» **Rows from a dataset**

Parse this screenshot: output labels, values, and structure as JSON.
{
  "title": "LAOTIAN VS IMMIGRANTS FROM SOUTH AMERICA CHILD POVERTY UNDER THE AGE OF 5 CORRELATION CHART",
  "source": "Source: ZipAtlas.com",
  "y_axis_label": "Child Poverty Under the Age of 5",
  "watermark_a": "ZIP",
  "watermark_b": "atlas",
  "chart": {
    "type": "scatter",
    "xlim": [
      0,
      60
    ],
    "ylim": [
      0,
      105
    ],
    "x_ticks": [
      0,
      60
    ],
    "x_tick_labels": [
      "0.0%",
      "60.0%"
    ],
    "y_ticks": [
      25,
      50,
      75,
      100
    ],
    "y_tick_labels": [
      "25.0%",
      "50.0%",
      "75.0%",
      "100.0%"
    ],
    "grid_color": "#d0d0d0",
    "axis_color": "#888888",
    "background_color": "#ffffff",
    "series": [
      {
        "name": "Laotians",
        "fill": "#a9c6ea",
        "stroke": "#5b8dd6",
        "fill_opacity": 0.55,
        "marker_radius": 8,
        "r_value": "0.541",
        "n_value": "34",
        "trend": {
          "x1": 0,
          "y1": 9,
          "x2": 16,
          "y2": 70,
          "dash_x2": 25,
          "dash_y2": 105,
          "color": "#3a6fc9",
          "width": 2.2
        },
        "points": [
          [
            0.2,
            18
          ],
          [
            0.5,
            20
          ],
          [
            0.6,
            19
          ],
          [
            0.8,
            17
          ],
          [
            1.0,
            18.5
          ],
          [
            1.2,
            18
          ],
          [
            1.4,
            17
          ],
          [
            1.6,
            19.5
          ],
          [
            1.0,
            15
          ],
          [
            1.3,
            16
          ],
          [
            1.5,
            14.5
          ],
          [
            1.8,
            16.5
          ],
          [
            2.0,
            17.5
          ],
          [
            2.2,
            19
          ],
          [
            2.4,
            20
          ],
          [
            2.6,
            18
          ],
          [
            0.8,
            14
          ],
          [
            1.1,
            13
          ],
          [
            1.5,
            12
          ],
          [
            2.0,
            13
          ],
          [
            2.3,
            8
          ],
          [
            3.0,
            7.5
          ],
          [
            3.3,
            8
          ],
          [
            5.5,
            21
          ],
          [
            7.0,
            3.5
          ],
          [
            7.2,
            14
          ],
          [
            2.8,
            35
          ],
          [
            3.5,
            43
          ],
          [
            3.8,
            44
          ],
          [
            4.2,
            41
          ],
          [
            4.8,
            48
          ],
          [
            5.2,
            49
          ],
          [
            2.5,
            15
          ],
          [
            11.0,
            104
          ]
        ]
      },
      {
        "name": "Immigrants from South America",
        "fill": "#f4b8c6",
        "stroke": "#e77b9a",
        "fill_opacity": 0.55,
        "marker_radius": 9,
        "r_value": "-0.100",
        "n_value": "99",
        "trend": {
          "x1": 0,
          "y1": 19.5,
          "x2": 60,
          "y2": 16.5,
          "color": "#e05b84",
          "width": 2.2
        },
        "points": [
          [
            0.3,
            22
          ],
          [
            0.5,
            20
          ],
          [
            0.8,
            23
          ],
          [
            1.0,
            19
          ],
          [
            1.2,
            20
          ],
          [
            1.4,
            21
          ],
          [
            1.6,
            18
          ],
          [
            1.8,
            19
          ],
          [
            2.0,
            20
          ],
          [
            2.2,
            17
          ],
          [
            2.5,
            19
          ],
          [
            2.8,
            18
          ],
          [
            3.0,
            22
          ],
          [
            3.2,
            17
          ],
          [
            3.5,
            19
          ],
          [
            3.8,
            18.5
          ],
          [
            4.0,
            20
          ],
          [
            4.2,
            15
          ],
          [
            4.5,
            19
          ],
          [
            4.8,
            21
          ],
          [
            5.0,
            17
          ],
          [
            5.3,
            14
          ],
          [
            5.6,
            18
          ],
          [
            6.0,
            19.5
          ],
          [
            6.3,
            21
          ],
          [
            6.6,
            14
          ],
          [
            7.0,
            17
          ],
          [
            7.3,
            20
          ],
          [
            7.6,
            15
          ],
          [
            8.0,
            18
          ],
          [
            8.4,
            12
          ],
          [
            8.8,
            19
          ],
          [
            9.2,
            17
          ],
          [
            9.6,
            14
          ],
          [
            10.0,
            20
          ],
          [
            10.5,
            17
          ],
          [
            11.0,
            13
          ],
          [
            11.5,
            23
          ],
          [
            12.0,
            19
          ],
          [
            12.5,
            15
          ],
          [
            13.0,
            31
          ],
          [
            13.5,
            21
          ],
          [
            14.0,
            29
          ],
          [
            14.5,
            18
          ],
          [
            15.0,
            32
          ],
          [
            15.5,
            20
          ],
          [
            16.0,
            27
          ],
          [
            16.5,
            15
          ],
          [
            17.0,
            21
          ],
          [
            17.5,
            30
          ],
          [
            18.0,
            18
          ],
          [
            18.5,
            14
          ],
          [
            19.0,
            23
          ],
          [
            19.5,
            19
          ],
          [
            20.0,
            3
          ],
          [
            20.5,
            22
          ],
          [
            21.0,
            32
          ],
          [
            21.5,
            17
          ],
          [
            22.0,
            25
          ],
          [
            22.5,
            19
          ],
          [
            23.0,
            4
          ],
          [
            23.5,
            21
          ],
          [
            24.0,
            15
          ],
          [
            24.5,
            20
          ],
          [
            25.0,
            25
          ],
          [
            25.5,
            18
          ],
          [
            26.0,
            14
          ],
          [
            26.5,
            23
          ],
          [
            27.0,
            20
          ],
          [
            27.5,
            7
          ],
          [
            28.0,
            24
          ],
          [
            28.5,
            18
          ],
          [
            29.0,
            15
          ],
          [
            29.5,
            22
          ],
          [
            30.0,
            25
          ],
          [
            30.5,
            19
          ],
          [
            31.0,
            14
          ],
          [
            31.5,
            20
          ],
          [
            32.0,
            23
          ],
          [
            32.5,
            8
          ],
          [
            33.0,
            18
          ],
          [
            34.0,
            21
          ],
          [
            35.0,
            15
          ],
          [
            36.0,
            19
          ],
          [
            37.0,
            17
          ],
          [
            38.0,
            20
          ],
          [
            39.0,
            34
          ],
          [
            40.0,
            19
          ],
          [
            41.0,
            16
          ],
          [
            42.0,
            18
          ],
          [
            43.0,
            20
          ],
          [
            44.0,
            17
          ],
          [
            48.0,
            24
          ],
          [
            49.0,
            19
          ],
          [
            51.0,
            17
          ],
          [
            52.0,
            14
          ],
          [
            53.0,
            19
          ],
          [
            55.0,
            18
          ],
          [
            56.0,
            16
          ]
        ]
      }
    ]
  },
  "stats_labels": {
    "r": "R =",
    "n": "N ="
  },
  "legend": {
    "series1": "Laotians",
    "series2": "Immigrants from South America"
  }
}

» **STATED TASK**
Repeat all the entries exactly as given.

» **PROBLEM SOLUTION**
Parse this screenshot: output labels, values, and structure as JSON.
{
  "title": "LAOTIAN VS IMMIGRANTS FROM SOUTH AMERICA CHILD POVERTY UNDER THE AGE OF 5 CORRELATION CHART",
  "source": "Source: ZipAtlas.com",
  "y_axis_label": "Child Poverty Under the Age of 5",
  "watermark_a": "ZIP",
  "watermark_b": "atlas",
  "chart": {
    "type": "scatter",
    "xlim": [
      0,
      60
    ],
    "ylim": [
      0,
      105
    ],
    "x_ticks": [
      0,
      60
    ],
    "x_tick_labels": [
      "0.0%",
      "60.0%"
    ],
    "y_ticks": [
      25,
      50,
      75,
      100
    ],
    "y_tick_labels": [
      "25.0%",
      "50.0%",
      "75.0%",
      "100.0%"
    ],
    "grid_color": "#d0d0d0",
    "axis_color": "#888888",
    "background_color": "#ffffff",
    "series": [
      {
        "name": "Laotians",
        "fill": "#a9c6ea",
        "stroke": "#5b8dd6",
        "fill_opacity": 0.55,
        "marker_radius": 8,
        "r_value": "0.541",
        "n_value": "34",
        "trend": {
          "x1": 0,
          "y1": 9,
          "x2": 16,
          "y2": 70,
          "dash_x2": 25,
          "dash_y2": 105,
          "color": "#3a6fc9",
          "width": 2.2
        },
        "points": [
          [
            0.2,
            18
          ],
          [
            0.5,
            20
          ],
          [
            0.6,
            19
          ],
          [
            0.8,
            17
          ],
          [
            1.0,
            18.5
          ],
          [
            1.2,
            18
          ],
          [
            1.4,
            17
          ],
          [
            1.6,
            19.5
          ],
          [
            1.0,
            15
          ],
          [
            1.3,
            16
          ],
          [
            1.5,
            14.5
          ],
          [
            1.8,
            16.5
          ],
          [
            2.0,
            17.5
          ],
          [
            2.2,
            19
          ],
          [
            2.4,
            20
          ],
          [
            2.6,
            18
          ],
          [
            0.8,
            14
          ],
          [
            1.1,
            13
          ],
          [
            1.5,
            12
          ],
          [
            2.0,
            13
          ],
          [
            2.3,
            8
          ],
          [
            3.0,
            7.5
          ],
          [
            3.3,
            8
          ],
          [
            5.5,
            21
          ],
          [
            7.0,
            3.5
          ],
          [
            7.2,
            14
          ],
          [
            2.8,
            35
          ],
          [
            3.5,
            43
          ],
          [
            3.8,
            44
          ],
          [
            4.2,
            41
          ],
          [
            4.8,
            48
          ],
          [
            5.2,
            49
          ],
          [
            2.5,
            15
          ],
          [
            11.0,
            104
          ]
        ]
      },
      {
        "name": "Immigrants from South America",
        "fill": "#f4b8c6",
        "stroke": "#e77b9a",
        "fill_opacity": 0.55,
        "marker_radius": 9,
        "r_value": "-0.100",
        "n_value": "99",
        "trend": {
          "x1": 0,
          "y1": 19.5,
          "x2": 60,
          "y2": 16.5,
          "color": "#e05b84",
          "width": 2.2
        },
        "points": [
          [
            0.3,
            22
          ],
          [
            0.5,
            20
          ],
          [
            0.8,
            23
          ],
          [
            1.0,
            19
          ],
          [
            1.2,
            20
          ],
          [
            1.4,
            21
          ],
          [
            1.6,
            18
          ],
          [
            1.8,
            19
          ],
          [
            2.0,
            20
          ],
          [
            2.2,
            17
          ],
          [
            2.5,
            19
          ],
          [
            2.8,
            18
          ],
          [
            3.0,
            22
          ],
          [
            3.2,
            17
          ],
          [
            3.5,
            19
          ],
          [
            3.8,
            18.5
          ],
          [
            4.0,
            20
          ],
          [
            4.2,
            15
          ],
          [
            4.5,
            19
          ],
          [
            4.8,
            21
          ],
          [
            5.0,
            17
          ],
          [
            5.3,
            14
          ],
          [
            5.6,
            18
          ],
          [
            6.0,
            19.5
          ],
          [
            6.3,
            21
          ],
          [
            6.6,
            14
          ],
          [
            7.0,
            17
          ],
          [
            7.3,
            20
          ],
          [
            7.6,
            15
          ],
          [
            8.0,
            18
          ],
          [
            8.4,
            12
          ],
          [
            8.8,
            19
          ],
          [
            9.2,
            17
          ],
          [
            9.6,
            14
          ],
          [
            10.0,
            20
          ],
          [
            10.5,
            17
          ],
          [
            11.0,
            13
          ],
          [
            11.5,
            23
          ],
          [
            12.0,
            19
          ],
          [
            12.5,
            15
          ],
          [
            13.0,
            31
          ],
          [
            13.5,
            21
          ],
          [
            14.0,
            29
          ],
          [
            14.5,
            18
          ],
          [
            15.0,
            32
          ],
          [
            15.5,
            20
          ],
          [
            16.0,
            27
          ],
          [
            16.5,
            15
          ],
          [
            17.0,
            21
          ],
          [
            17.5,
            30
          ],
          [
            18.0,
            18
          ],
          [
            18.5,
            14
          ],
          [
            19.0,
            23
          ],
          [
            19.5,
            19
          ],
          [
            20.0,
            3
          ],
          [
            20.5,
            22
          ],
          [
            21.0,
            32
          ],
          [
            21.5,
            17
          ],
          [
            22.0,
            25
          ],
          [
            22.5,
            19
          ],
          [
            23.0,
            4
          ],
          [
            23.5,
            21
          ],
          [
            24.0,
            15
          ],
          [
            24.5,
            20
          ],
          [
            25.0,
            25
          ],
          [
            25.5,
            18
          ],
          [
            26.0,
            14
          ],
          [
            26.5,
            23
          ],
          [
            27.0,
            20
          ],
          [
            27.5,
            7
          ],
          [
            28.0,
            24
          ],
          [
            28.5,
            18
          ],
          [
            29.0,
            15
          ],
          [
            29.5,
            22
          ],
          [
            30.0,
            25
          ],
          [
            30.5,
            19
          ],
          [
            31.0,
            14
          ],
          [
            31.5,
            20
          ],
          [
            32.0,
            23
          ],
          [
            32.5,
            8
          ],
          [
            33.0,
            18
          ],
          [
            34.0,
            21
          ],
          [
            35.0,
            15
          ],
          [
            36.0,
            19
          ],
          [
            37.0,
            17
          ],
          [
            38.0,
            20
          ],
          [
            39.0,
            34
          ],
          [
            40.0,
            19
          ],
          [
            41.0,
            16
          ],
          [
            42.0,
            18
          ],
          [
            43.0,
            20
          ],
          [
            44.0,
            17
          ],
          [
            48.0,
            24
          ],
          [
            49.0,
            19
          ],
          [
            51.0,
            17
          ],
          [
            52.0,
            14
          ],
          [
            53.0,
            19
          ],
          [
            55.0,
            18
          ],
          [
            56.0,
            16
          ]
        ]
      }
    ]
  },
  "stats_labels": {
    "r": "R =",
    "n": "N ="
  },
  "legend": {
    "series1": "Laotians",
    "series2": "Immigrants from South America"
  }
}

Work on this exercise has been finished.